### Stated problem
Write out the entries below once more, exactly.

### Exercise inputs

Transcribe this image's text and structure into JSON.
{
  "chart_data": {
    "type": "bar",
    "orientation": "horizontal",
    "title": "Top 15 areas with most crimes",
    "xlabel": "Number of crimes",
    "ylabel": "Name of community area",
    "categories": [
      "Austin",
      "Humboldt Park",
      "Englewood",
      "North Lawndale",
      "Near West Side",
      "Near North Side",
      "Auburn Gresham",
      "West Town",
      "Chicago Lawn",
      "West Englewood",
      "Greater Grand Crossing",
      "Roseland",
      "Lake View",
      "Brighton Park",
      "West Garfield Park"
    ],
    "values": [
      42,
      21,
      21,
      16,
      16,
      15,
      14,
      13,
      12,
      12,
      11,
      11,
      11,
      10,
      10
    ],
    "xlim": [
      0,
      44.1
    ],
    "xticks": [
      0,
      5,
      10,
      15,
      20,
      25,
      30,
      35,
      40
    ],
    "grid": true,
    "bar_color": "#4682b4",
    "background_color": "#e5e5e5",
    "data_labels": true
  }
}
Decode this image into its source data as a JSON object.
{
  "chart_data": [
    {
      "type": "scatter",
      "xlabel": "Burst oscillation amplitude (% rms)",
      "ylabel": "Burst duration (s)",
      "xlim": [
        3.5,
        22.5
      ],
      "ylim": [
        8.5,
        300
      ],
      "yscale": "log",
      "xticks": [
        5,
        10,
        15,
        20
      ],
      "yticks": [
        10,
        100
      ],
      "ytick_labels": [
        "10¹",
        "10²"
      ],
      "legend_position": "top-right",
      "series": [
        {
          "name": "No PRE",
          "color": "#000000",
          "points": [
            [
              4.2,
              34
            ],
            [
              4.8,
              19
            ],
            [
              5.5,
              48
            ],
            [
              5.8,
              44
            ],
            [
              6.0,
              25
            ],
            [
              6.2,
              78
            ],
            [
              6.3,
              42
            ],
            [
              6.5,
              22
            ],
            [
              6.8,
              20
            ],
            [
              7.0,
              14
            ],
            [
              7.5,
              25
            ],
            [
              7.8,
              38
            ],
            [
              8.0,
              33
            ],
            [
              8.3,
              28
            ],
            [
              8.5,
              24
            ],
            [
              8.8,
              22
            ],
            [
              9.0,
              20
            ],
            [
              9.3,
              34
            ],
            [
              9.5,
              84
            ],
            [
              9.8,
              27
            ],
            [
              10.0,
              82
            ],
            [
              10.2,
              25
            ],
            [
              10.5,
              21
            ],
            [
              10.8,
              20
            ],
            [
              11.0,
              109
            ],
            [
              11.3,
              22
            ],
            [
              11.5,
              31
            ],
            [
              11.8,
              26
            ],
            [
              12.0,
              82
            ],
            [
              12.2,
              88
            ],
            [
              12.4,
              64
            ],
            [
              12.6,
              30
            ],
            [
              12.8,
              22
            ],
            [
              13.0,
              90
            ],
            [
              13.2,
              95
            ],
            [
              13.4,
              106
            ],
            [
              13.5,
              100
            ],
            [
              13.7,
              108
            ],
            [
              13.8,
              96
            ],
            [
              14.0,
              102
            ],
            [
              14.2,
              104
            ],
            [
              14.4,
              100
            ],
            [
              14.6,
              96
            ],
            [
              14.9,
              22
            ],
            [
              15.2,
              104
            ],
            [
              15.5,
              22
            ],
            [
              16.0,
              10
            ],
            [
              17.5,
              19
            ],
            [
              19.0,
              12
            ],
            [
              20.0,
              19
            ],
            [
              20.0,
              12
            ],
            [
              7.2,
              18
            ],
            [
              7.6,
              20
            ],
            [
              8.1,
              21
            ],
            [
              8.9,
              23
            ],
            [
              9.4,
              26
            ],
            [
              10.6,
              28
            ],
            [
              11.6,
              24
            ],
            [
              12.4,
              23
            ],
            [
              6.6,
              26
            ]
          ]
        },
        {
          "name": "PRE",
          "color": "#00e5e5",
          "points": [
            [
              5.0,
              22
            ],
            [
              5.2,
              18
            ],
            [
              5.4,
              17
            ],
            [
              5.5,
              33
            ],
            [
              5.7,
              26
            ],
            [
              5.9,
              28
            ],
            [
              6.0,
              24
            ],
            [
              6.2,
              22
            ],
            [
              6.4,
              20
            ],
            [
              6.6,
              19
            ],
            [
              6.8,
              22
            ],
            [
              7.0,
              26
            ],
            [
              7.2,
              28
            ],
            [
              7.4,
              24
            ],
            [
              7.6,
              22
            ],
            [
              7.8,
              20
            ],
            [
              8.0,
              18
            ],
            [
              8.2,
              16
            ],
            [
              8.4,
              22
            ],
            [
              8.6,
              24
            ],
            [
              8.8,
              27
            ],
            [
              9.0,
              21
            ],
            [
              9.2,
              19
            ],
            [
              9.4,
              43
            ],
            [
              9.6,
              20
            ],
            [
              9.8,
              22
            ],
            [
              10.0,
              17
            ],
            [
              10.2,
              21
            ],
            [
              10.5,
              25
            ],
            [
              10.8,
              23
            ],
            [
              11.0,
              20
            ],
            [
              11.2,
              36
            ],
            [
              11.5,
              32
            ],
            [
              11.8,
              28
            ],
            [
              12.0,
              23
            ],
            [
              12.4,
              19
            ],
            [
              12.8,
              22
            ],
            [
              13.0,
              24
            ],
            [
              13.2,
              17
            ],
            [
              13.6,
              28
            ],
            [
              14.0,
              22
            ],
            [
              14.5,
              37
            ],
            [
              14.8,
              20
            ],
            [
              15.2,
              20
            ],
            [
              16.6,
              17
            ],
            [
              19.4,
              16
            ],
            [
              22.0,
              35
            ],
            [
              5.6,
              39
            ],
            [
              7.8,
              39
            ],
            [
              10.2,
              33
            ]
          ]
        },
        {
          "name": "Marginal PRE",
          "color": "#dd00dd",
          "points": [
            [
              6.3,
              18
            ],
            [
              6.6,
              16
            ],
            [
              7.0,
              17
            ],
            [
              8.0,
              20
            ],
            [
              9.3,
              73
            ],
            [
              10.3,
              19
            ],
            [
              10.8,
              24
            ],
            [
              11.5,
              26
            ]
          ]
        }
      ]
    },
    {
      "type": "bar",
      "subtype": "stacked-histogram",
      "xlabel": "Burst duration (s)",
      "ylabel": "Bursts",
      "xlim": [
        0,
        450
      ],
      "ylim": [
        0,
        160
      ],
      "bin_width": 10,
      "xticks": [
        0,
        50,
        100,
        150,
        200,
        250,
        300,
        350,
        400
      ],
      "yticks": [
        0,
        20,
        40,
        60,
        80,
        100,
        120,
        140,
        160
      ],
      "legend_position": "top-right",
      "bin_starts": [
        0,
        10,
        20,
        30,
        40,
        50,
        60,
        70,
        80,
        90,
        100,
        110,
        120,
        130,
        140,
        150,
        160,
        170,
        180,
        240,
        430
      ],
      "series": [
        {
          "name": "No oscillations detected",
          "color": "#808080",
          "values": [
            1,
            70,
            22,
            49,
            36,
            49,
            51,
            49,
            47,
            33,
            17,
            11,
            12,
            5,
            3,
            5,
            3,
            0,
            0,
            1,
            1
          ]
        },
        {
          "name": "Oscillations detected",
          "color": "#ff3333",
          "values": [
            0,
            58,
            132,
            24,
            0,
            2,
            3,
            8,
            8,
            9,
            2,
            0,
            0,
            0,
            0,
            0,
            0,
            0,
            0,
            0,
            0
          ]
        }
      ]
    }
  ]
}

### Written reply
Transcribe this image's text and structure into JSON.
{
  "chart_data": {
    "type": "bar",
    "orientation": "horizontal",
    "title": "Top 15 areas with most crimes",
    "xlabel": "Number of crimes",
    "ylabel": "Name of community area",
    "categories": [
      "Austin",
      "Humboldt Park",
      "Englewood",
      "North Lawndale",
      "Near West Side",
      "Near North Side",
      "Auburn Gresham",
      "West Town",
      "Chicago Lawn",
      "West Englewood",
      "Greater Grand Crossing",
      "Roseland",
      "Lake View",
      "Brighton Park",
      "West Garfield Park"
    ],
    "values": [
      42,
      21,
      21,
      16,
      16,
      15,
      14,
      13,
      12,
      12,
      11,
      11,
      11,
      10,
      10
    ],
    "xlim": [
      0,
      44.1
    ],
    "xticks": [
      0,
      5,
      10,
      15,
      20,
      25,
      30,
      35,
      40
    ],
    "grid": true,
    "bar_color": "#4682b4",
    "background_color": "#e5e5e5",
    "data_labels": true
  }
}
Decode this image into its source data as a JSON object.
{
  "chart_data": [
    {
      "type": "scatter",
      "xlabel": "Burst oscillation amplitude (% rms)",
      "ylabel": "Burst duration (s)",
      "xlim": [
        3.5,
        22.5
      ],
      "ylim": [
        8.5,
        300
      ],
      "yscale": "log",
      "xticks": [
        5,
        10,
        15,
        20
      ],
      "yticks": [
        10,
        100
      ],
      "ytick_labels": [
        "10¹",
        "10²"
      ],
      "legend_position": "top-right",
      "series": [
        {
          "name": "No PRE",
          "color": "#000000",
          "points": [
            [
              4.2,
              34
            ],
            [
              4.8,
              19
            ],
            [
              5.5,
              48
            ],
            [
              5.8,
              44
            ],
            [
              6.0,
              25
            ],
            [
              6.2,
              78
            ],
            [
              6.3,
              42
            ],
            [
              6.5,
              22
            ],
            [
              6.8,
              20
            ],
            [
              7.0,
              14
            ],
            [
              7.5,
              25
            ],
            [
              7.8,
              38
            ],
            [
              8.0,
              33
            ],
            [
              8.3,
              28
            ],
            [
              8.5,
              24
            ],
            [
              8.8,
              22
            ],
            [
              9.0,
              20
            ],
            [
              9.3,
              34
            ],
            [
              9.5,
              84
            ],
            [
              9.8,
              27
            ],
            [
              10.0,
              82
            ],
            [
              10.2,
              25
            ],
            [
              10.5,
              21
            ],
            [
              10.8,
              20
            ],
            [
              11.0,
              109
            ],
            [
              11.3,
              22
            ],
            [
              11.5,
              31
            ],
            [
              11.8,
              26
            ],
            [
              12.0,
              82
            ],
            [
              12.2,
              88
            ],
            [
              12.4,
              64
            ],
            [
              12.6,
              30
            ],
            [
              12.8,
              22
            ],
            [
              13.0,
              90
            ],
            [
              13.2,
              95
            ],
            [
              13.4,
              106
            ],
            [
              13.5,
              100
            ],
            [
              13.7,
              108
            ],
            [
              13.8,
              96
            ],
            [
              14.0,
              102
            ],
            [
              14.2,
              104
            ],
            [
              14.4,
              100
            ],
            [
              14.6,
              96
            ],
            [
              14.9,
              22
            ],
            [
              15.2,
              104
            ],
            [
              15.5,
              22
            ],
            [
              16.0,
              10
            ],
            [
              17.5,
              19
            ],
            [
              19.0,
              12
            ],
            [
              20.0,
              19
            ],
            [
              20.0,
              12
            ],
            [
              7.2,
              18
            ],
            [
              7.6,
              20
            ],
            [
              8.1,
              21
            ],
            [
              8.9,
              23
            ],
            [
              9.4,
              26
            ],
            [
              10.6,
              28
            ],
            [
              11.6,
              24
            ],
            [
              12.4,
              23
            ],
            [
              6.6,
              26
            ]
          ]
        },
        {
          "name": "PRE",
          "color": "#00e5e5",
          "points": [
            [
              5.0,
              22
            ],
            [
              5.2,
              18
            ],
            [
              5.4,
              17
            ],
            [
              5.5,
              33
            ],
            [
              5.7,
              26
            ],
            [
              5.9,
              28
            ],
            [
              6.0,
              24
            ],
            [
              6.2,
              22
            ],
            [
              6.4,
              20
            ],
            [
              6.6,
              19
            ],
            [
              6.8,
              22
            ],
            [
              7.0,
              26
            ],
            [
              7.2,
              28
            ],
            [
              7.4,
              24
            ],
            [
              7.6,
              22
            ],
            [
              7.8,
              20
            ],
            [
              8.0,
              18
            ],
            [
              8.2,
              16
            ],
            [
              8.4,
              22
            ],
            [
              8.6,
              24
            ],
            [
              8.8,
              27
            ],
            [
              9.0,
              21
            ],
            [
              9.2,
              19
            ],
            [
              9.4,
              43
            ],
            [
              9.6,
              20
            ],
            [
              9.8,
              22
            ],
            [
              10.0,
              17
            ],
            [
              10.2,
              21
            ],
            [
              10.5,
              25
            ],
            [
              10.8,
              23
            ],
            [
              11.0,
              20
            ],
            [
              11.2,
              36
            ],
            [
              11.5,
              32
            ],
            [
              11.8,
              28
            ],
            [
              12.0,
              23
            ],
            [
              12.4,
              19
            ],
            [
              12.8,
              22
            ],
            [
              13.0,
              24
            ],
            [
              13.2,
              17
            ],
            [
              13.6,
              28
            ],
            [
              14.0,
              22
            ],
            [
              14.5,
              37
            ],
            [
              14.8,
              20
            ],
            [
              15.2,
              20
            ],
            [
              16.6,
              17
            ],
            [
              19.4,
              16
            ],
            [
              22.0,
              35
            ],
            [
              5.6,
              39
            ],
            [
              7.8,
              39
            ],
            [
              10.2,
              33
            ]
          ]
        },
        {
          "name": "Marginal PRE",
          "color": "#dd00dd",
          "points": [
            [
              6.3,
              18
            ],
            [
              6.6,
              16
            ],
            [
              7.0,
              17
            ],
            [
              8.0,
              20
            ],
            [
              9.3,
              73
            ],
            [
              10.3,
              19
            ],
            [
              10.8,
              24
            ],
            [
              11.5,
              26
            ]
          ]
        }
      ]
    },
    {
      "type": "bar",
      "subtype": "stacked-histogram",
      "xlabel": "Burst duration (s)",
      "ylabel": "Bursts",
      "xlim": [
        0,
        450
      ],
      "ylim": [
        0,
        160
      ],
      "bin_width": 10,
      "xticks": [
        0,
        50,
        100,
        150,
        200,
        250,
        300,
        350,
        400
      ],
      "yticks": [
        0,
        20,
        40,
        60,
        80,
        100,
        120,
        140,
        160
      ],
      "legend_position": "top-right",
      "bin_starts": [
        0,
        10,
        20,
        30,
        40,
        50,
        60,
        70,
        80,
        90,
        100,
        110,
        120,
        130,
        140,
        150,
        160,
        170,
        180,
        240,
        430
      ],
      "series": [
        {
          "name": "No oscillations detected",
          "color": "#808080",
          "values": [
            1,
            70,
            22,
            49,
            36,
            49,
            51,
            49,
            47,
            33,
            17,
            11,
            12,
            5,
            3,
            5,
            3,
            0,
            0,
            1,
            1
          ]
        },
        {
          "name": "Oscillations detected",
          "color": "#ff3333",
          "values": [
            0,
            58,
            132,
            24,
            0,
            2,
            3,
            8,
            8,
            9,
            2,
            0,
            0,
            0,
            0,
            0,
            0,
            0,
            0,
            0,
            0
          ]
        }
      ]
    }
  ]
}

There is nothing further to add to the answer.